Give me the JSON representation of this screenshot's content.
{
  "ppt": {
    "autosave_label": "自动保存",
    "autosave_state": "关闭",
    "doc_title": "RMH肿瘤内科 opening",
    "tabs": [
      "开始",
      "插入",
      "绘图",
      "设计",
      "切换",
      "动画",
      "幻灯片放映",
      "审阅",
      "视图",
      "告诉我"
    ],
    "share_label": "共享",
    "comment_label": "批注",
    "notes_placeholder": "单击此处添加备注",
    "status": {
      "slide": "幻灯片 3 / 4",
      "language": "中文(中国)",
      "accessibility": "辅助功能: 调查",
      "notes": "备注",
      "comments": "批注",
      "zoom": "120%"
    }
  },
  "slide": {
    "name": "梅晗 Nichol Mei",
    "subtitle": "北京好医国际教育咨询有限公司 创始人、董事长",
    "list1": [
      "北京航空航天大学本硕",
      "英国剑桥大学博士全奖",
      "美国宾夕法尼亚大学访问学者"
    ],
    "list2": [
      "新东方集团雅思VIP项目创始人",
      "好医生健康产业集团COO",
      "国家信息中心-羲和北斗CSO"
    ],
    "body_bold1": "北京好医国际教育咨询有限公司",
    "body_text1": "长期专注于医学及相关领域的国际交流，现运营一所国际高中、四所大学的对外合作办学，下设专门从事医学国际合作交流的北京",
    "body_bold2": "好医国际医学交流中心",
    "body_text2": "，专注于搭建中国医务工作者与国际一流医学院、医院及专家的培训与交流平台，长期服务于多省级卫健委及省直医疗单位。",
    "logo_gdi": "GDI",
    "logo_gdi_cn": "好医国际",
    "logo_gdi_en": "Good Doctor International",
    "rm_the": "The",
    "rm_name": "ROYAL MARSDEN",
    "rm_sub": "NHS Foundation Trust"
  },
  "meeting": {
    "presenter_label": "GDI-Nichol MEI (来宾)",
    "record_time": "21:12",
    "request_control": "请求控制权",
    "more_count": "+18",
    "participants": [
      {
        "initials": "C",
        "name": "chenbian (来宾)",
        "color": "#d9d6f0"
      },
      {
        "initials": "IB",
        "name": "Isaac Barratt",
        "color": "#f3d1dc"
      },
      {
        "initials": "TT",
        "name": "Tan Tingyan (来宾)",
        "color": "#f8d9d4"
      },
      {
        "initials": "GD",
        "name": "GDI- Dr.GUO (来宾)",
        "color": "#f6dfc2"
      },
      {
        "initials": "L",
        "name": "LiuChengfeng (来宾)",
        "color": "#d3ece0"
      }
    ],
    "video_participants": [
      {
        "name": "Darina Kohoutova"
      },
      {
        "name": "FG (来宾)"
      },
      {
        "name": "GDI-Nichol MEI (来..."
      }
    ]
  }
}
----------
_WHAT YOU ARE ASKED TO DO_.
Set down all of the records shown above once more, exactly.

_ANSWER FOR THE TASK_.
Give me the JSON representation of this screenshot's content.
{
  "ppt": {
    "autosave_label": "自动保存",
    "autosave_state": "关闭",
    "doc_title": "RMH肿瘤内科 opening",
    "tabs": [
      "开始",
      "插入",
      "绘图",
      "设计",
      "切换",
      "动画",
      "幻灯片放映",
      "审阅",
      "视图",
      "告诉我"
    ],
    "share_label": "共享",
    "comment_label": "批注",
    "notes_placeholder": "单击此处添加备注",
    "status": {
      "slide": "幻灯片 3 / 4",
      "language": "中文(中国)",
      "accessibility": "辅助功能: 调查",
      "notes": "备注",
      "comments": "批注",
      "zoom": "120%"
    }
  },
  "slide": {
    "name": "梅晗 Nichol Mei",
    "subtitle": "北京好医国际教育咨询有限公司 创始人、董事长",
    "list1": [
      "北京航空航天大学本硕",
      "英国剑桥大学博士全奖",
      "美国宾夕法尼亚大学访问学者"
    ],
    "list2": [
      "新东方集团雅思VIP项目创始人",
      "好医生健康产业集团COO",
      "国家信息中心-羲和北斗CSO"
    ],
    "body_bold1": "北京好医国际教育咨询有限公司",
    "body_text1": "长期专注于医学及相关领域的国际交流，现运营一所国际高中、四所大学的对外合作办学，下设专门从事医学国际合作交流的北京",
    "body_bold2": "好医国际医学交流中心",
    "body_text2": "，专注于搭建中国医务工作者与国际一流医学院、医院及专家的培训与交流平台，长期服务于多省级卫健委及省直医疗单位。",
    "logo_gdi": "GDI",
    "logo_gdi_cn": "好医国际",
    "logo_gdi_en": "Good Doctor International",
    "rm_the": "The",
    "rm_name": "ROYAL MARSDEN",
    "rm_sub": "NHS Foundation Trust"
  },
  "meeting": {
    "presenter_label": "GDI-Nichol MEI (来宾)",
    "record_time": "21:12",
    "request_control": "请求控制权",
    "more_count": "+18",
    "participants": [
      {
        "initials": "C",
        "name": "chenbian (来宾)",
        "color": "#d9d6f0"
      },
      {
        "initials": "IB",
        "name": "Isaac Barratt",
        "color": "#f3d1dc"
      },
      {
        "initials": "TT",
        "name": "Tan Tingyan (来宾)",
        "color": "#f8d9d4"
      },
      {
        "initials": "GD",
        "name": "GDI- Dr.GUO (来宾)",
        "color": "#f6dfc2"
      },
      {
        "initials": "L",
        "name": "LiuChengfeng (来宾)",
        "color": "#d3ece0"
      }
    ],
    "video_participants": [
      {
        "name": "Darina Kohoutova"
      },
      {
        "name": "FG (来宾)"
      },
      {
        "name": "GDI-Nichol MEI (来..."
      }
    ]
  }
}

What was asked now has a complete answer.